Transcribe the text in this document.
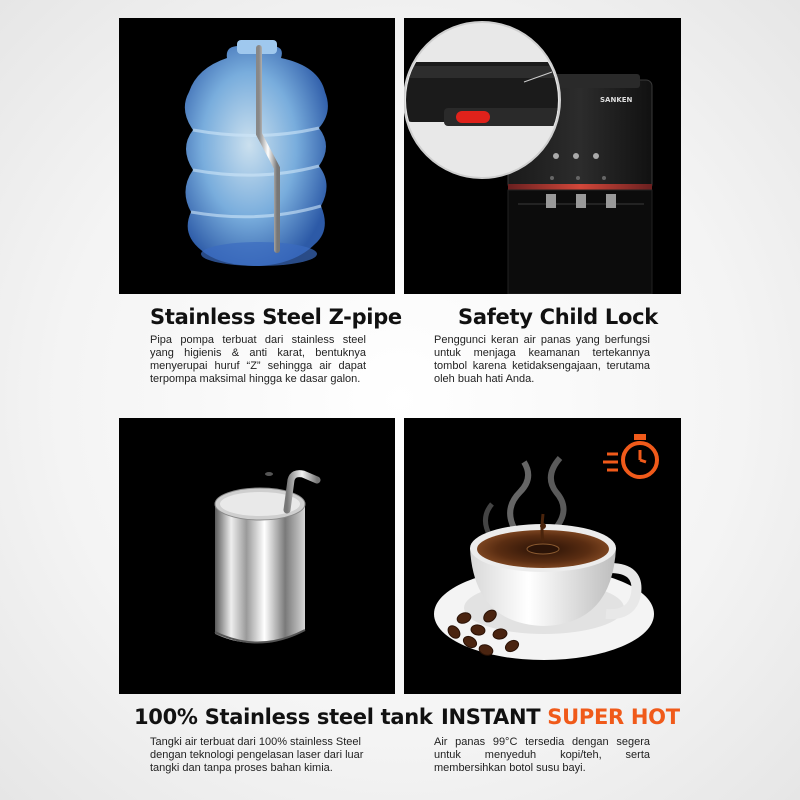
SANKEN
Stainless Steel Z-pipe	Safety Child Lock
100% Stainless steel tank INSTANT SUPER HOT
Pipa pompa terbuat dari stainless steel yang higienis & anti karat, bentuknya menyerupai huruf “Z” sehingga air dapat terpompa maksimal hingga ke dasar galon.
Penggunci keran air panas yang berfungsi untuk menjaga keamanan tertekannya tombol karena ketidaksengajaan, terutama oleh buah hati Anda.
Tangki air terbuat dari 100% stainless Steel dengan teknologi pengelasan laser dari luar tangki dan tanpa proses bahan kimia.
Air panas 99°C tersedia dengan segera untuk menyeduh kopi/teh, serta membersihkan botol susu bayi.
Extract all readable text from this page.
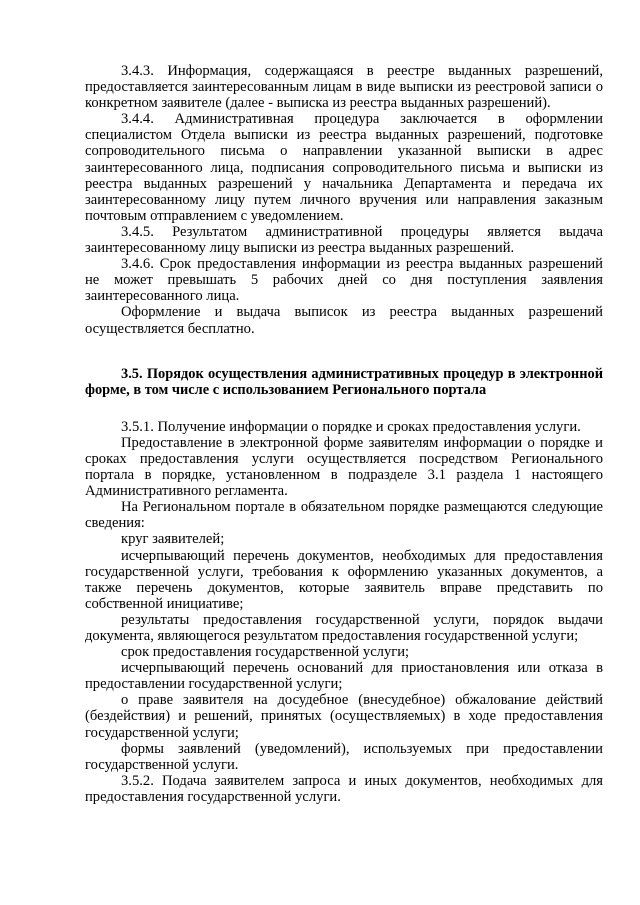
3.4.3. Информация, содержащаяся в реестре выданных разрешений, предоставляется заинтересованным лицам в виде выписки из реестровой записи о конкретном заявителе (далее - выписка из реестра выданных разрешений).

3.4.4. Административная процедура заключается в оформлении специалистом Отдела выписки из реестра выданных разрешений, подготовке сопроводительного письма о направлении указанной выписки в адрес заинтересованного лица, подписания сопроводительного письма и выписки из реестра выданных разрешений у начальника Департамента и передача их заинтересованному лицу путем личного вручения или направления заказным почтовым отправлением с уведомлением.

3.4.5. Результатом административной процедуры является выдача заинтересованному лицу выписки из реестра выданных разрешений.

3.4.6. Срок предоставления информации из реестра выданных разрешений не может превышать 5 рабочих дней со дня поступления заявления заинтересованного лица.

Оформление и выдача выписок из реестра выданных разрешений осуществляется бесплатно.

3.5. Порядок осуществления административных процедур в электронной форме, в том числе с использованием Регионального портала

3.5.1. Получение информации о порядке и сроках предоставления услуги.

Предоставление в электронной форме заявителям информации о порядке и сроках предоставления услуги осуществляется посредством Регионального портала в порядке, установленном в подразделе 3.1 раздела 1 настоящего Административного регламента.

На Региональном портале в обязательном порядке размещаются следующие сведения:

круг заявителей;

исчерпывающий перечень документов, необходимых для предоставления государственной услуги, требования к оформлению указанных документов, а также перечень документов, которые заявитель вправе представить по собственной инициативе;

результаты предоставления государственной услуги, порядок выдачи документа, являющегося результатом предоставления государственной услуги;

срок предоставления государственной услуги;

исчерпывающий перечень оснований для приостановления или отказа в предоставлении государственной услуги;

о праве заявителя на досудебное (внесудебное) обжалование действий (бездействия) и решений, принятых (осуществляемых) в ходе предоставления государственной услуги;

формы заявлений (уведомлений), используемых при предоставлении государственной услуги.

3.5.2. Подача заявителем запроса и иных документов, необходимых для предоставления государственной услуги.
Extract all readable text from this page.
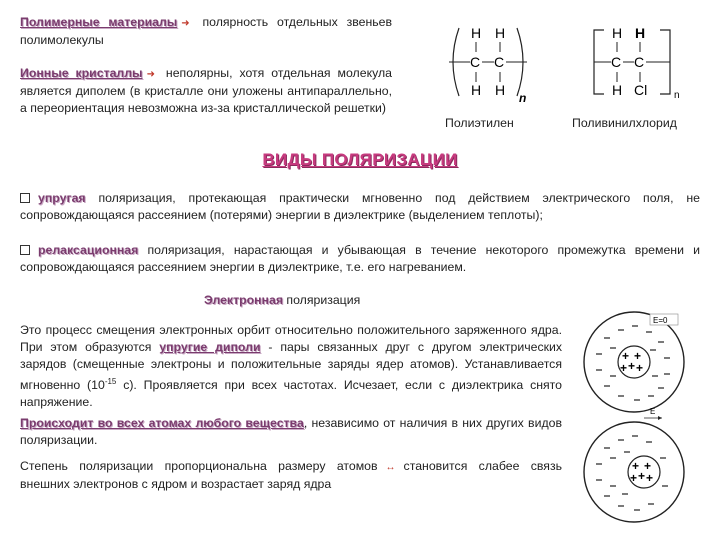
Полимерные материалы ➜ полярность отдельных звеньев полимолекулы
Ионные кристаллы ➜ неполярны, хотя отдельная молекула является диполем (в кристалле они уложены антипараллельно, а переориентация невозможна из-за кристаллической решетки)
H H
C C
H H n
Полиэтилен
H H
C C
H Cl	n
Поливинилхлорид
ВИДЫ ПОЛЯРИЗАЦИИ
упругая поляризация, протекающая практически мгновенно под действием электрического поля, не сопровождающаяся рассеянием (потерями) энергии в диэлектрике (выделением теплоты);
релаксационная поляризация, нарастающая и убывающая в течение некоторого промежутка времени и сопровождающаяся рассеянием энергии в диэлектрике, т.е. его нагреванием.
Электронная поляризация
Это процесс смещения электронных орбит относительно положительного заряженного ядра. При этом образуются упругие диполи - пары связанных друг с другом электрических зарядов (смещенные электроны и положительные заряды ядер атомов). Устанавливается мгновенно ($10^{-15}$ с). Проявляется при всех частотах. Исчезает, если с диэлектрика снято напряжение.
Происходит во всех атомах любого вещества, независимо от наличия в них других видов поляризации.
Степень поляризации пропорциональна размеру атомов ↔ становится слабее связь внешних электронов с ядром и возрастает заряд ядра
E=0
+ +
+
+ +
E
+ +
+
+ +
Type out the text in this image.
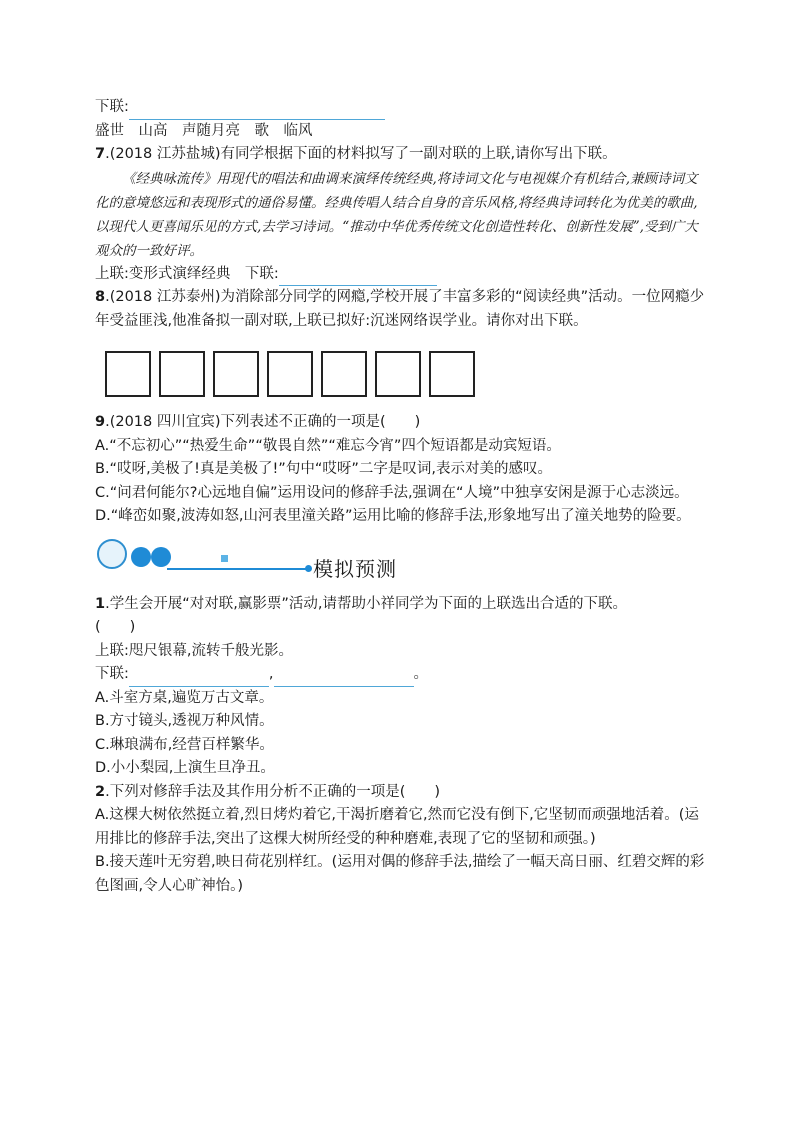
下联:
盛世  山高  声随月亮  歌  临风
7.(2018 江苏盐城)有同学根据下面的材料拟写了一副对联的上联,请你写出下联。
《经典咏流传》用现代的唱法和曲调来演绎传统经典,将诗词文化与电视媒介有机结合,兼顾诗词文化的意境悠远和表现形式的通俗易懂。经典传唱人结合自身的音乐风格,将经典诗词转化为优美的歌曲,以现代人更喜闻乐见的方式,去学习诗词。“推动中华优秀传统文化创造性转化、创新性发展”,受到广大观众的一致好评。
上联:变形式演绎经典  下联:
8.(2018 江苏泰州)为消除部分同学的网瘾,学校开展了丰富多彩的“阅读经典”活动。一位网瘾少年受益匪浅,他准备拟一副对联,上联已拟好:沉迷网络误学业。请你对出下联。
9.(2018 四川宜宾)下列表述不正确的一项是(　　)
A.“不忘初心”“热爱生命”“敬畏自然”“难忘今宵”四个短语都是动宾短语。
B.“哎呀,美极了!真是美极了!”句中“哎呀”二字是叹词,表示对美的感叹。
C.“问君何能尔?心远地自偏”运用设问的修辞手法,强调在“人境”中独享安闲是源于心志淡远。
D.“峰峦如聚,波涛如怒,山河表里潼关路”运用比喻的修辞手法,形象地写出了潼关地势的险要。
模拟预测
1.学生会开展“对对联,赢影票”活动,请帮助小祥同学为下面的上联选出合适的下联。
(　　)
上联:咫尺银幕,流转千般光影。
下联:	,	。
A.斗室方桌,遍览万古文章。
B.方寸镜头,透视万种风情。
C.琳琅满布,经营百样繁华。
D.小小梨园,上演生旦净丑。
2.下列对修辞手法及其作用分析不正确的一项是(　　)
A.这棵大树依然挺立着,烈日烤灼着它,干渴折磨着它,然而它没有倒下,它坚韧而顽强地活着。(运用排比的修辞手法,突出了这棵大树所经受的种种磨难,表现了它的坚韧和顽强。)
B.接天莲叶无穷碧,映日荷花别样红。(运用对偶的修辞手法,描绘了一幅天高日丽、红碧交辉的彩色图画,令人心旷神怡。)
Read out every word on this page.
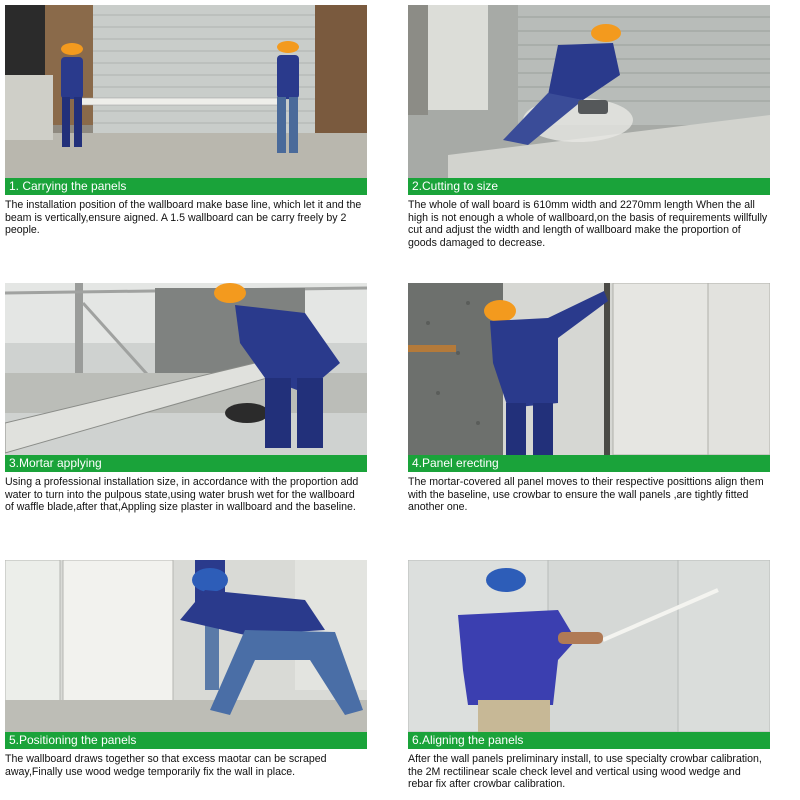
1. Carrying the panels
The installation position of the wallboard make base line, which let it and the beam is vertically,ensure aigned. A 1.5 wallboard can be carry freely by 2 people.
2.Cutting to size
The whole of wall board is 610mm width and 2270mm length When the all high is not enough a whole of wallboard,on the basis of requirements willfully cut and adjust the width and length of wallboard make the proportion of goods damaged to decrease.
3.Mortar applying
Using a professional installation size, in accordance with the proportion add water to turn into the pulpous state,using water brush wet for the wallboard of waffle blade,after that,Appling size plaster in wallboard and the baseline.
4.Panel erecting
The mortar-covered all panel moves to their respective posittions align them with the baseline, use crowbar to ensure the wall panels ,are tightly fitted another one.
5.Positioning the panels
The wallboard draws together so that excess maotar can be scraped away,Finally use wood wedge temporarily fix the wall in place.
6.Aligning the panels
After the wall panels preliminary install, to use specialty crowbar calibration, the 2M rectilinear scale check level and vertical using wood wedge and rebar fix after crowbar calibration.
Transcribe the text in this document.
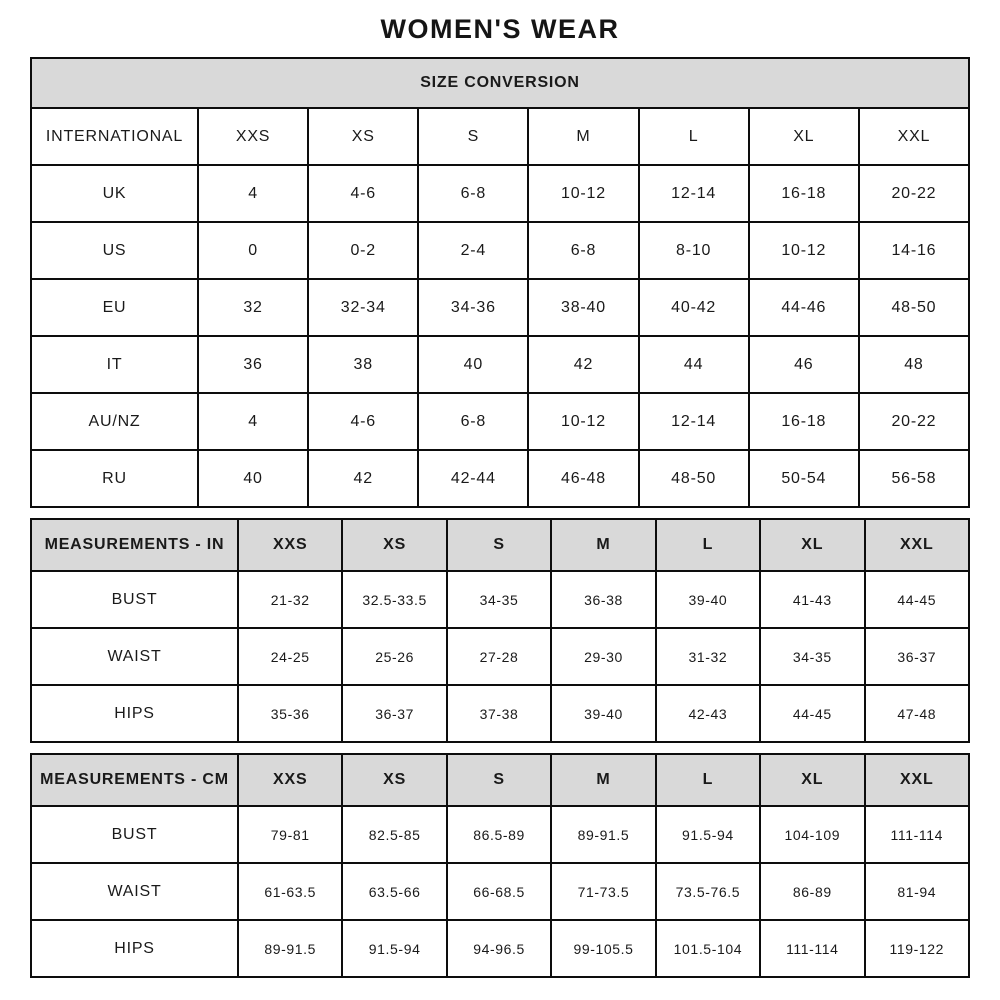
WOMEN'S WEAR
SIZE CONVERSION							
INTERNATIONAL	XXS	XS	S	M	L	XL	XXL
UK	4	4-6	6-8	10-12	12-14	16-18	20-22
US	0	0-2	2-4	6-8	8-10	10-12	14-16
EU	32	32-34	34-36	38-40	40-42	44-46	48-50
IT	36	38	40	42	44	46	48
AU/NZ	4	4-6	6-8	10-12	12-14	16-18	20-22
RU	40	42	42-44	46-48	48-50	50-54	56-58
MEASUREMENTS - IN	XXS	XS	S	M	L	XL	XXL
BUST	21-32	32.5-33.5	34-35	36-38	39-40	41-43	44-45
WAIST	24-25	25-26	27-28	29-30	31-32	34-35	36-37
HIPS	35-36	36-37	37-38	39-40	42-43	44-45	47-48
MEASUREMENTS - CM	XXS	XS	S	M	L	XL	XXL
BUST	79-81	82.5-85	86.5-89	89-91.5	91.5-94	104-109	111-114
WAIST	61-63.5	63.5-66	66-68.5	71-73.5	73.5-76.5	86-89	81-94
HIPS	89-91.5	91.5-94	94-96.5	99-105.5	101.5-104	111-114	119-122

○ ○ ○ ○ ○ ○ ○

Written problem:
Collect each line above holding the string "Регионального".

Result below:
3.5. Порядок осуществления административных процедур в электронной форме, в том числе с использованием Регионального портала
Предоставление в электронной форме заявителям информации о порядке и сроках предоставления услуги осуществляется посредством Регионального портала в порядке, установленном в подразделе 3.1 раздела 1 настоящего Административного регламента.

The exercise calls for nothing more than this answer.